Written exercise
Transcribe the full listing below exactly.

The data
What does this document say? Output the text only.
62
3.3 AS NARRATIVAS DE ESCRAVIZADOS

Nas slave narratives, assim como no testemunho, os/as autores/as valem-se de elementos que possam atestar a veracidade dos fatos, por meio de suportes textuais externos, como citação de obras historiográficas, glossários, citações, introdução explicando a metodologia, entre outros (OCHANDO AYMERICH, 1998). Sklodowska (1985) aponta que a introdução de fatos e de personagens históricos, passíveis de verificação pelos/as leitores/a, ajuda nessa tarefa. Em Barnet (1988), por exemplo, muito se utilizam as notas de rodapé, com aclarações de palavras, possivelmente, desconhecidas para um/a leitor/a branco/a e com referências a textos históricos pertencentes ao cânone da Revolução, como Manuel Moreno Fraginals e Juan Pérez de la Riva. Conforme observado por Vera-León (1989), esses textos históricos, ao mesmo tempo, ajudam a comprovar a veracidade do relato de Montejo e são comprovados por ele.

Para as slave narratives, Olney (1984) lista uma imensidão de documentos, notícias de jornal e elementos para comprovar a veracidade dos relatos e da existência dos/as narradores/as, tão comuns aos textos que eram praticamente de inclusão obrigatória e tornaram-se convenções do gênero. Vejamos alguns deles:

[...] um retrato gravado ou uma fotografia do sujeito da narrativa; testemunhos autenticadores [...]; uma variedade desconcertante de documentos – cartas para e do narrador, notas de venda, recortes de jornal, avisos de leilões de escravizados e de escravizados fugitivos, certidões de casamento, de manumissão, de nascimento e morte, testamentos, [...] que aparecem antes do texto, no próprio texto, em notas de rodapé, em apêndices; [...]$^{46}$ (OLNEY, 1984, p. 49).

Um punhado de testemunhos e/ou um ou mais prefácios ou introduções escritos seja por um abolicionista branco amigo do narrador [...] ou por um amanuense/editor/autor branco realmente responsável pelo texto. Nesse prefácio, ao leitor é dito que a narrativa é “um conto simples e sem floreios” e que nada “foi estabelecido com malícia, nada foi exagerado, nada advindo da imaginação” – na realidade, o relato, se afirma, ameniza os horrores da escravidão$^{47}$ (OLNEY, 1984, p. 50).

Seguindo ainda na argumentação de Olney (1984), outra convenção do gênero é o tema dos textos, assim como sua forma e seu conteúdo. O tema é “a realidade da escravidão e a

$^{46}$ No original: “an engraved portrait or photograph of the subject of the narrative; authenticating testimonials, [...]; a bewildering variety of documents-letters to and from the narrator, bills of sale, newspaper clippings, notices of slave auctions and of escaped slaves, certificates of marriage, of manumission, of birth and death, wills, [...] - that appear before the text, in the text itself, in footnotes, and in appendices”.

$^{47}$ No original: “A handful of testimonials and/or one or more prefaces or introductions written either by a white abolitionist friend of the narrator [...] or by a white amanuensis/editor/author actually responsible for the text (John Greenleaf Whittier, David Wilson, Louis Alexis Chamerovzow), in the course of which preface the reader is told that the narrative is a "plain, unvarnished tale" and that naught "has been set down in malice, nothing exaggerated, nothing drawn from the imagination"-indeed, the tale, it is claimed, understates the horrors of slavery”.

Answer to the task
What does this document say? Output the text only.
62
3.3 AS NARRATIVAS DE ESCRAVIZADOS

Nas slave narratives, assim como no testemunho, os/as autores/as valem-se de elementos que possam atestar a veracidade dos fatos, por meio de suportes textuais externos, como citação de obras historiográficas, glossários, citações, introdução explicando a metodologia, entre outros (OCHANDO AYMERICH, 1998). Sklodowska (1985) aponta que a introdução de fatos e de personagens históricos, passíveis de verificação pelos/as leitores/a, ajuda nessa tarefa. Em Barnet (1988), por exemplo, muito se utilizam as notas de rodapé, com aclarações de palavras, possivelmente, desconhecidas para um/a leitor/a branco/a e com referências a textos históricos pertencentes ao cânone da Revolução, como Manuel Moreno Fraginals e Juan Pérez de la Riva. Conforme observado por Vera-León (1989), esses textos históricos, ao mesmo tempo, ajudam a comprovar a veracidade do relato de Montejo e são comprovados por ele.

Para as slave narratives, Olney (1984) lista uma imensidão de documentos, notícias de jornal e elementos para comprovar a veracidade dos relatos e da existência dos/as narradores/as, tão comuns aos textos que eram praticamente de inclusão obrigatória e tornaram-se convenções do gênero. Vejamos alguns deles:

[...] um retrato gravado ou uma fotografia do sujeito da narrativa; testemunhos autenticadores [...]; uma variedade desconcertante de documentos – cartas para e do narrador, notas de venda, recortes de jornal, avisos de leilões de escravizados e de escravizados fugitivos, certidões de casamento, de manumissão, de nascimento e morte, testamentos, [...] que aparecem antes do texto, no próprio texto, em notas de rodapé, em apêndices; [...]$^{46}$ (OLNEY, 1984, p. 49).

Um punhado de testemunhos e/ou um ou mais prefácios ou introduções escritos seja por um abolicionista branco amigo do narrador [...] ou por um amanuense/editor/autor branco realmente responsável pelo texto. Nesse prefácio, ao leitor é dito que a narrativa é “um conto simples e sem floreios” e que nada “foi estabelecido com malícia, nada foi exagerado, nada advindo da imaginação” – na realidade, o relato, se afirma, ameniza os horrores da escravidão$^{47}$ (OLNEY, 1984, p. 50).

Seguindo ainda na argumentação de Olney (1984), outra convenção do gênero é o tema dos textos, assim como sua forma e seu conteúdo. O tema é “a realidade da escravidão e a

$^{46}$ No original: “an engraved portrait or photograph of the subject of the narrative; authenticating testimonials, [...]; a bewildering variety of documents-letters to and from the narrator, bills of sale, newspaper clippings, notices of slave auctions and of escaped slaves, certificates of marriage, of manumission, of birth and death, wills, [...] - that appear before the text, in the text itself, in footnotes, and in appendices”.

$^{47}$ No original: “A handful of testimonials and/or one or more prefaces or introductions written either by a white abolitionist friend of the narrator [...] or by a white amanuensis/editor/author actually responsible for the text (John Greenleaf Whittier, David Wilson, Louis Alexis Chamerovzow), in the course of which preface the reader is told that the narrative is a "plain, unvarnished tale" and that naught "has been set down in malice, nothing exaggerated, nothing drawn from the imagination"-indeed, the tale, it is claimed, understates the horrors of slavery”.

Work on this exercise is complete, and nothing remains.